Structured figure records
:::

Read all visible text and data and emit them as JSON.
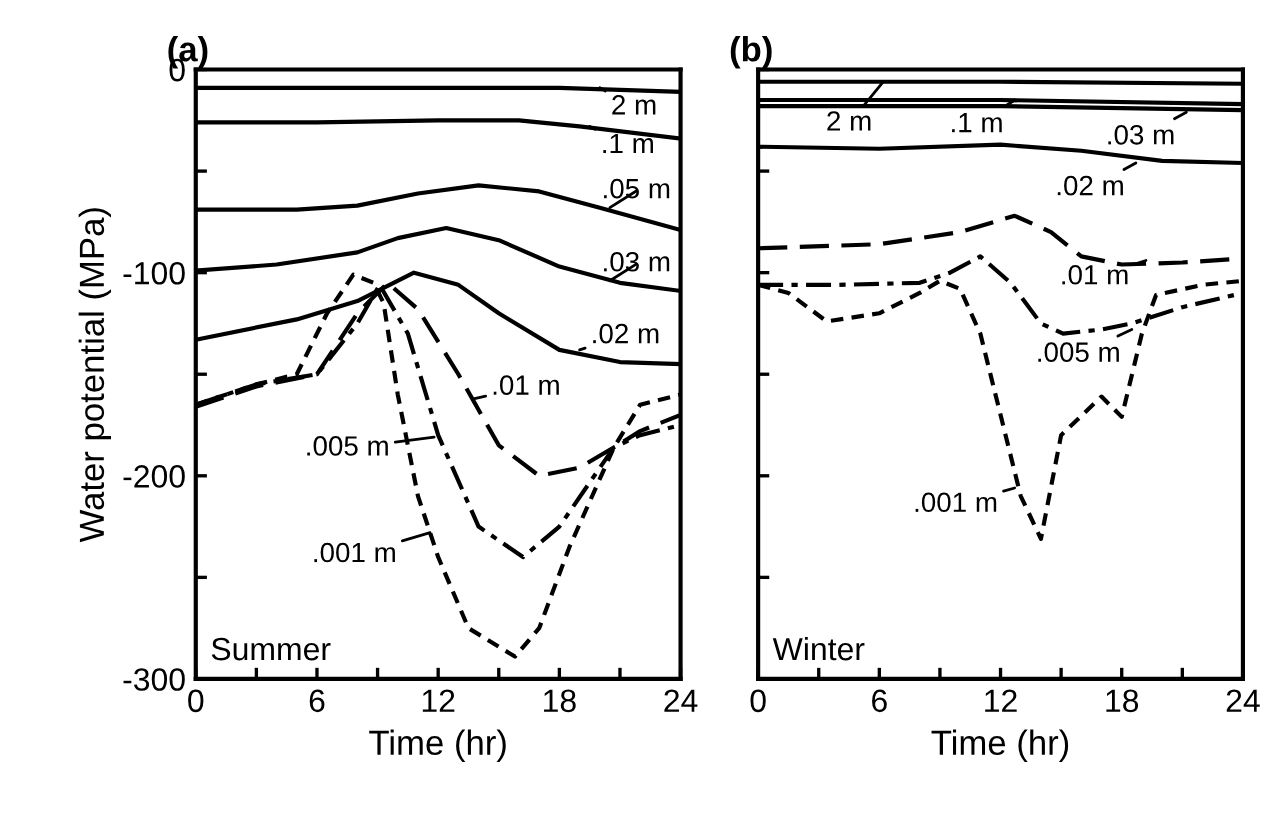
{
  "chart_data": [
    {
      "type": "line",
      "title": "(a)",
      "xlabel": "Time (hr)",
      "ylabel": "Water potential (MPa)",
      "xlim": [
        0,
        24
      ],
      "ylim": [
        -300,
        0
      ],
      "xticks": [
        0,
        {
          "value": 3,
          "label": null
        },
        6,
        {
          "value": 9,
          "label": null
        },
        12,
        {
          "value": 15,
          "label": null
        },
        18,
        {
          "value": 21,
          "label": null
        },
        24
      ],
      "yticks": [
        -300,
        {
          "value": -250,
          "label": null
        },
        -200,
        {
          "value": -150,
          "label": null
        },
        -100,
        {
          "value": -50,
          "label": null
        },
        0
      ],
      "grid": false,
      "legend": false,
      "marker": "none",
      "series": [
        {
          "color": "#000000",
          "line_style": "solid",
          "x": [
            0,
            6,
            12,
            18,
            24
          ],
          "values": [
            -9,
            -9,
            -9,
            -9,
            -11
          ]
        },
        {
          "color": "#000000",
          "line_style": "solid",
          "x": [
            0,
            6,
            12,
            16,
            19,
            24
          ],
          "values": [
            -26,
            -26,
            -25,
            -25,
            -28,
            -34
          ]
        },
        {
          "color": "#000000",
          "line_style": "solid",
          "x": [
            0,
            5,
            8,
            11,
            14,
            17,
            20,
            24
          ],
          "values": [
            -69,
            -69,
            -67,
            -61,
            -57,
            -60,
            -68,
            -79
          ]
        },
        {
          "color": "#000000",
          "line_style": "solid",
          "x": [
            0,
            4,
            8,
            10,
            12.4,
            15,
            18,
            21,
            24
          ],
          "values": [
            -99,
            -96,
            -90,
            -83,
            -78,
            -84,
            -97,
            -105,
            -109
          ]
        },
        {
          "color": "#000000",
          "line_style": "solid",
          "x": [
            0,
            5,
            8,
            10.8,
            13,
            15,
            18,
            21,
            24
          ],
          "values": [
            -133,
            -123,
            -114,
            -100,
            -106,
            -120,
            -138,
            -144,
            -145
          ]
        },
        {
          "color": "#000000",
          "line_style": "dashed",
          "x": [
            0,
            3,
            6,
            8,
            9.5,
            11,
            13,
            15,
            17,
            19,
            20.7,
            22,
            24
          ],
          "values": [
            -166,
            -156,
            -150,
            -120,
            -105,
            -118,
            -150,
            -185,
            -200,
            -196,
            -186,
            -178,
            -170
          ]
        },
        {
          "color": "#000000",
          "line_style": "dashdot",
          "x": [
            0,
            3,
            6,
            8,
            9.1,
            10.5,
            12,
            14,
            16.2,
            18,
            20.7,
            22,
            24
          ],
          "values": [
            -165,
            -155,
            -150,
            -125,
            -106,
            -130,
            -180,
            -225,
            -240,
            -225,
            -186,
            -180,
            -175
          ]
        },
        {
          "color": "#000000",
          "line_style": "dotted",
          "x": [
            0,
            3,
            5,
            6.5,
            7.8,
            8.8,
            9.3,
            10,
            11,
            12,
            13.5,
            15.8,
            17,
            18.5,
            20.7,
            22,
            24
          ],
          "values": [
            -165,
            -155,
            -150,
            -120,
            -101,
            -105,
            -115,
            -160,
            -210,
            -240,
            -275,
            -289,
            -275,
            -235,
            -186,
            -165,
            -160
          ]
        }
      ],
      "annotations": [
        {
          "text": "2 m",
          "x": 20,
          "y": -9
        },
        {
          "text": ".1 m",
          "x": 19.5,
          "y": -28
        },
        {
          "text": ".05 m",
          "x": 20.5,
          "y": -68
        },
        {
          "text": ".03 m",
          "x": 20.5,
          "y": -104
        },
        {
          "text": ".02 m",
          "x": 19,
          "y": -138
        },
        {
          "text": ".01 m",
          "x": 13.8,
          "y": -162
        },
        {
          "text": ".005 m",
          "x": 11.8,
          "y": -181
        },
        {
          "text": ".001 m",
          "x": 11.6,
          "y": -228
        },
        "Summer"
      ]
    },
    {
      "type": "line",
      "title": "(b)",
      "xlabel": "Time (hr)",
      "xlim": [
        0,
        24
      ],
      "ylim": [
        -300,
        0
      ],
      "tick_labels": "x",
      "xticks": [
        0,
        {
          "value": 3,
          "label": null
        },
        6,
        {
          "value": 9,
          "label": null
        },
        12,
        {
          "value": 15,
          "label": null
        },
        18,
        {
          "value": 21,
          "label": null
        },
        24
      ],
      "yticks": [
        -300,
        {
          "value": -250,
          "label": null
        },
        -200,
        {
          "value": -150,
          "label": null
        },
        -100,
        {
          "value": -50,
          "label": null
        },
        0
      ],
      "grid": false,
      "legend": false,
      "marker": "none",
      "series": [
        {
          "color": "#000000",
          "line_style": "solid",
          "x": [
            0,
            12,
            24
          ],
          "values": [
            -6,
            -6,
            -7
          ]
        },
        {
          "color": "#000000",
          "line_style": "solid",
          "x": [
            0,
            12,
            24
          ],
          "values": [
            -15,
            -15,
            -17
          ]
        },
        {
          "color": "#000000",
          "line_style": "solid",
          "x": [
            0,
            12,
            24
          ],
          "values": [
            -18,
            -18,
            -20
          ]
        },
        {
          "color": "#000000",
          "line_style": "solid",
          "x": [
            0,
            6,
            12,
            16,
            20,
            24
          ],
          "values": [
            -38,
            -39,
            -37,
            -40,
            -45,
            -46
          ]
        },
        {
          "color": "#000000",
          "line_style": "dashed",
          "x": [
            0,
            6,
            10,
            12.7,
            14.5,
            16,
            18,
            21,
            24
          ],
          "values": [
            -88,
            -86,
            -80,
            -72,
            -80,
            -92,
            -96,
            -95,
            -93
          ]
        },
        {
          "color": "#000000",
          "line_style": "dashdot",
          "x": [
            0,
            4,
            8,
            9.5,
            11,
            12.5,
            14,
            15.1,
            17,
            18.5,
            21,
            24
          ],
          "values": [
            -106,
            -106,
            -105,
            -100,
            -92,
            -105,
            -125,
            -130,
            -128,
            -125,
            -117,
            -110
          ]
        },
        {
          "color": "#000000",
          "line_style": "dotted",
          "x": [
            0,
            1.5,
            3.4,
            6,
            8,
            9,
            10,
            11,
            12,
            13,
            14,
            15,
            17,
            18,
            19,
            19.7,
            22,
            24
          ],
          "values": [
            -106,
            -110,
            -124,
            -120,
            -110,
            -104,
            -108,
            -130,
            -170,
            -210,
            -231,
            -180,
            -161,
            -171,
            -130,
            -111,
            -106,
            -104
          ]
        }
      ],
      "annotations": [
        {
          "text": "2 m",
          "x": 6.2,
          "y": -6
        },
        {
          "text": ".1 m",
          "x": 12.7,
          "y": -15
        },
        {
          "text": ".03 m",
          "x": 21.2,
          "y": -21
        },
        {
          "text": ".02 m",
          "x": 18.7,
          "y": -46
        },
        {
          "text": ".01 m",
          "x": 19.2,
          "y": -94
        },
        {
          "text": ".005 m",
          "x": 18.5,
          "y": -128
        },
        {
          "text": ".001 m",
          "x": 12.7,
          "y": -206
        },
        "Winter"
      ]
    }
  ]
}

:::

# [Instruction]
Reproduce each line exactly, please, except for any pictures.

# [Solution]
Read all visible text and data and emit them as JSON.
{
  "chart_data": [
    {
      "type": "line",
      "title": "(a)",
      "xlabel": "Time (hr)",
      "ylabel": "Water potential (MPa)",
      "xlim": [
        0,
        24
      ],
      "ylim": [
        -300,
        0
      ],
      "xticks": [
        0,
        {
          "value": 3,
          "label": null
        },
        6,
        {
          "value": 9,
          "label": null
        },
        12,
        {
          "value": 15,
          "label": null
        },
        18,
        {
          "value": 21,
          "label": null
        },
        24
      ],
      "yticks": [
        -300,
        {
          "value": -250,
          "label": null
        },
        -200,
        {
          "value": -150,
          "label": null
        },
        -100,
        {
          "value": -50,
          "label": null
        },
        0
      ],
      "grid": false,
      "legend": false,
      "marker": "none",
      "series": [
        {
          "color": "#000000",
          "line_style": "solid",
          "x": [
            0,
            6,
            12,
            18,
            24
          ],
          "values": [
            -9,
            -9,
            -9,
            -9,
            -11
          ]
        },
        {
          "color": "#000000",
          "line_style": "solid",
          "x": [
            0,
            6,
            12,
            16,
            19,
            24
          ],
          "values": [
            -26,
            -26,
            -25,
            -25,
            -28,
            -34
          ]
        },
        {
          "color": "#000000",
          "line_style": "solid",
          "x": [
            0,
            5,
            8,
            11,
            14,
            17,
            20,
            24
          ],
          "values": [
            -69,
            -69,
            -67,
            -61,
            -57,
            -60,
            -68,
            -79
          ]
        },
        {
          "color": "#000000",
          "line_style": "solid",
          "x": [
            0,
            4,
            8,
            10,
            12.4,
            15,
            18,
            21,
            24
          ],
          "values": [
            -99,
            -96,
            -90,
            -83,
            -78,
            -84,
            -97,
            -105,
            -109
          ]
        },
        {
          "color": "#000000",
          "line_style": "solid",
          "x": [
            0,
            5,
            8,
            10.8,
            13,
            15,
            18,
            21,
            24
          ],
          "values": [
            -133,
            -123,
            -114,
            -100,
            -106,
            -120,
            -138,
            -144,
            -145
          ]
        },
        {
          "color": "#000000",
          "line_style": "dashed",
          "x": [
            0,
            3,
            6,
            8,
            9.5,
            11,
            13,
            15,
            17,
            19,
            20.7,
            22,
            24
          ],
          "values": [
            -166,
            -156,
            -150,
            -120,
            -105,
            -118,
            -150,
            -185,
            -200,
            -196,
            -186,
            -178,
            -170
          ]
        },
        {
          "color": "#000000",
          "line_style": "dashdot",
          "x": [
            0,
            3,
            6,
            8,
            9.1,
            10.5,
            12,
            14,
            16.2,
            18,
            20.7,
            22,
            24
          ],
          "values": [
            -165,
            -155,
            -150,
            -125,
            -106,
            -130,
            -180,
            -225,
            -240,
            -225,
            -186,
            -180,
            -175
          ]
        },
        {
          "color": "#000000",
          "line_style": "dotted",
          "x": [
            0,
            3,
            5,
            6.5,
            7.8,
            8.8,
            9.3,
            10,
            11,
            12,
            13.5,
            15.8,
            17,
            18.5,
            20.7,
            22,
            24
          ],
          "values": [
            -165,
            -155,
            -150,
            -120,
            -101,
            -105,
            -115,
            -160,
            -210,
            -240,
            -275,
            -289,
            -275,
            -235,
            -186,
            -165,
            -160
          ]
        }
      ],
      "annotations": [
        {
          "text": "2 m",
          "x": 20,
          "y": -9
        },
        {
          "text": ".1 m",
          "x": 19.5,
          "y": -28
        },
        {
          "text": ".05 m",
          "x": 20.5,
          "y": -68
        },
        {
          "text": ".03 m",
          "x": 20.5,
          "y": -104
        },
        {
          "text": ".02 m",
          "x": 19,
          "y": -138
        },
        {
          "text": ".01 m",
          "x": 13.8,
          "y": -162
        },
        {
          "text": ".005 m",
          "x": 11.8,
          "y": -181
        },
        {
          "text": ".001 m",
          "x": 11.6,
          "y": -228
        },
        "Summer"
      ]
    },
    {
      "type": "line",
      "title": "(b)",
      "xlabel": "Time (hr)",
      "xlim": [
        0,
        24
      ],
      "ylim": [
        -300,
        0
      ],
      "tick_labels": "x",
      "xticks": [
        0,
        {
          "value": 3,
          "label": null
        },
        6,
        {
          "value": 9,
          "label": null
        },
        12,
        {
          "value": 15,
          "label": null
        },
        18,
        {
          "value": 21,
          "label": null
        },
        24
      ],
      "yticks": [
        -300,
        {
          "value": -250,
          "label": null
        },
        -200,
        {
          "value": -150,
          "label": null
        },
        -100,
        {
          "value": -50,
          "label": null
        },
        0
      ],
      "grid": false,
      "legend": false,
      "marker": "none",
      "series": [
        {
          "color": "#000000",
          "line_style": "solid",
          "x": [
            0,
            12,
            24
          ],
          "values": [
            -6,
            -6,
            -7
          ]
        },
        {
          "color": "#000000",
          "line_style": "solid",
          "x": [
            0,
            12,
            24
          ],
          "values": [
            -15,
            -15,
            -17
          ]
        },
        {
          "color": "#000000",
          "line_style": "solid",
          "x": [
            0,
            12,
            24
          ],
          "values": [
            -18,
            -18,
            -20
          ]
        },
        {
          "color": "#000000",
          "line_style": "solid",
          "x": [
            0,
            6,
            12,
            16,
            20,
            24
          ],
          "values": [
            -38,
            -39,
            -37,
            -40,
            -45,
            -46
          ]
        },
        {
          "color": "#000000",
          "line_style": "dashed",
          "x": [
            0,
            6,
            10,
            12.7,
            14.5,
            16,
            18,
            21,
            24
          ],
          "values": [
            -88,
            -86,
            -80,
            -72,
            -80,
            -92,
            -96,
            -95,
            -93
          ]
        },
        {
          "color": "#000000",
          "line_style": "dashdot",
          "x": [
            0,
            4,
            8,
            9.5,
            11,
            12.5,
            14,
            15.1,
            17,
            18.5,
            21,
            24
          ],
          "values": [
            -106,
            -106,
            -105,
            -100,
            -92,
            -105,
            -125,
            -130,
            -128,
            -125,
            -117,
            -110
          ]
        },
        {
          "color": "#000000",
          "line_style": "dotted",
          "x": [
            0,
            1.5,
            3.4,
            6,
            8,
            9,
            10,
            11,
            12,
            13,
            14,
            15,
            17,
            18,
            19,
            19.7,
            22,
            24
          ],
          "values": [
            -106,
            -110,
            -124,
            -120,
            -110,
            -104,
            -108,
            -130,
            -170,
            -210,
            -231,
            -180,
            -161,
            -171,
            -130,
            -111,
            -106,
            -104
          ]
        }
      ],
      "annotations": [
        {
          "text": "2 m",
          "x": 6.2,
          "y": -6
        },
        {
          "text": ".1 m",
          "x": 12.7,
          "y": -15
        },
        {
          "text": ".03 m",
          "x": 21.2,
          "y": -21
        },
        {
          "text": ".02 m",
          "x": 18.7,
          "y": -46
        },
        {
          "text": ".01 m",
          "x": 19.2,
          "y": -94
        },
        {
          "text": ".005 m",
          "x": 18.5,
          "y": -128
        },
        {
          "text": ".001 m",
          "x": 12.7,
          "y": -206
        },
        "Winter"
      ]
    }
  ]
}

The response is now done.